*WHAT THE EXERCISE ASKS*
Tally every line of the listing where the string "FILM" is found, and state the total alone.

* begin *

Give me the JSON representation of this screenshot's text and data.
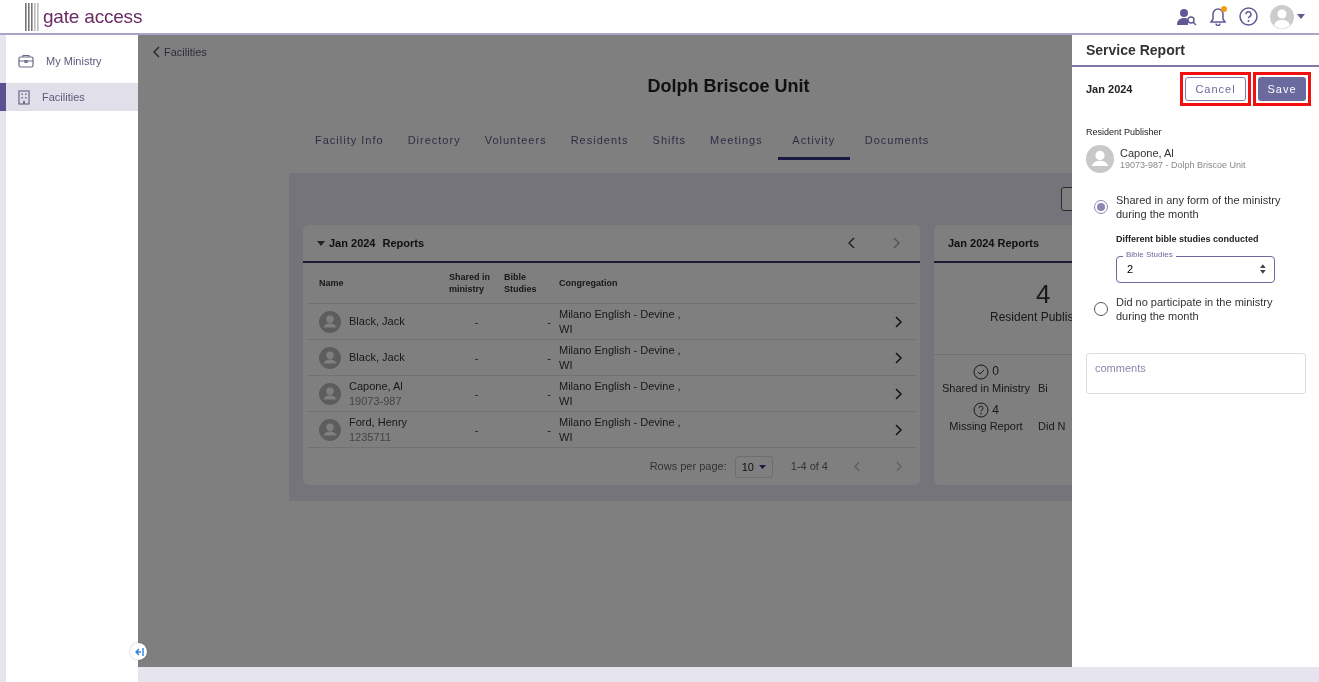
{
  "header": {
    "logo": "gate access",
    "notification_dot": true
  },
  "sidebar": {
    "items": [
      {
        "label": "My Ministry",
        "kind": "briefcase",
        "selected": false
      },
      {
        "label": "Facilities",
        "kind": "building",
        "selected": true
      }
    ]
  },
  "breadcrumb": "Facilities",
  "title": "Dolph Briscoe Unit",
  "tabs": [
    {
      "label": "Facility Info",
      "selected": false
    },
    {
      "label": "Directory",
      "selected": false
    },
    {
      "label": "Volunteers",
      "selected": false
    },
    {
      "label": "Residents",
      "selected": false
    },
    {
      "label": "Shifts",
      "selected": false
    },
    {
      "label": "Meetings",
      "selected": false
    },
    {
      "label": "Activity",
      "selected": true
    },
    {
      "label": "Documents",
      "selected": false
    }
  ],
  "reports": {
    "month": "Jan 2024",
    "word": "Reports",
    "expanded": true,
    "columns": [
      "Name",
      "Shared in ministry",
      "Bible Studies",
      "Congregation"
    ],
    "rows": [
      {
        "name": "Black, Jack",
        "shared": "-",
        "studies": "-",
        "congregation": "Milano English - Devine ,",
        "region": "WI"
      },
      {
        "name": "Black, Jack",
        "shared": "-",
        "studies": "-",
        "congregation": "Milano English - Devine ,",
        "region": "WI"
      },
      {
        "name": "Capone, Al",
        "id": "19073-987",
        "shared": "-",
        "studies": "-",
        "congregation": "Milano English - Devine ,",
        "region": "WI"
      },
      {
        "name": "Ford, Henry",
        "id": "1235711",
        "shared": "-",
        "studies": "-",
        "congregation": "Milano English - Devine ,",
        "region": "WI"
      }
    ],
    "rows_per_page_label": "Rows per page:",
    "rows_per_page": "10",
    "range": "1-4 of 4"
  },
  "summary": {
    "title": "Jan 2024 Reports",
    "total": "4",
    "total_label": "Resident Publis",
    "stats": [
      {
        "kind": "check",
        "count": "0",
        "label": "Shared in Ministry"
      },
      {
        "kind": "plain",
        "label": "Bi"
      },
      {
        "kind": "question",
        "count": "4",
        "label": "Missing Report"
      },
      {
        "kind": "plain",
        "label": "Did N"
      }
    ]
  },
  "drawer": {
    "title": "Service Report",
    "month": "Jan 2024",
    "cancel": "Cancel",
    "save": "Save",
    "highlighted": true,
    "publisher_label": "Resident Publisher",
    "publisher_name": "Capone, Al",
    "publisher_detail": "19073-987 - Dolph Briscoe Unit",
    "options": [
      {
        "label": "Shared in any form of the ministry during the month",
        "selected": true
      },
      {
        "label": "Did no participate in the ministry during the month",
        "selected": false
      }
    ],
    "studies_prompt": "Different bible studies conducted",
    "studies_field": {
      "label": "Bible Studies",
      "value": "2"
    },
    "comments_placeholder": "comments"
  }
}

* end *
* begin *

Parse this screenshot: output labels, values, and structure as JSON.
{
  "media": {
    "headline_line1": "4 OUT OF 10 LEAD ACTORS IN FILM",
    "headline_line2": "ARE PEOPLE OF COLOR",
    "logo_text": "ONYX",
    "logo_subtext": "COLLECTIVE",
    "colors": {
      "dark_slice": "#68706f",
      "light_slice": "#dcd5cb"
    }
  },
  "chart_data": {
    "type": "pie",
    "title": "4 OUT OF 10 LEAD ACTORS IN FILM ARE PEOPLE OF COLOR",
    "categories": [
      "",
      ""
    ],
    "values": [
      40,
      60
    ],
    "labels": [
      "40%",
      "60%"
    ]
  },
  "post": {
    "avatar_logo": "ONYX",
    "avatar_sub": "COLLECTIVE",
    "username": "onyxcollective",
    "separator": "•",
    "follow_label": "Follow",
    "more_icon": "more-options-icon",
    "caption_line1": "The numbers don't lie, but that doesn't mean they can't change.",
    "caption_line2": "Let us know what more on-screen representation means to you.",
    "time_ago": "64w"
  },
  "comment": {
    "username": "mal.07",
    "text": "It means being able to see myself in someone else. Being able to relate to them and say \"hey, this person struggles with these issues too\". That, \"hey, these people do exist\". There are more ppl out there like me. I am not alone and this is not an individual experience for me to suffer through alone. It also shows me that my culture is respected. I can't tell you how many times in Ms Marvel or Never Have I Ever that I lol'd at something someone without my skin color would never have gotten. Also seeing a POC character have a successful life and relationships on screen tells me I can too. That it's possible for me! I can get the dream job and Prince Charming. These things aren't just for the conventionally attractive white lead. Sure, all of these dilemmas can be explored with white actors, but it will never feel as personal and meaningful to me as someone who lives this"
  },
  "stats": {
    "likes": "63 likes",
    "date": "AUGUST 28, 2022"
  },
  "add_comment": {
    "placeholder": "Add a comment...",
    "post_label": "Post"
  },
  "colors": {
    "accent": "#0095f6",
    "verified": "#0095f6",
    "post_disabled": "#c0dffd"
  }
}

* end *

*EXERCISE RESPONSE*
2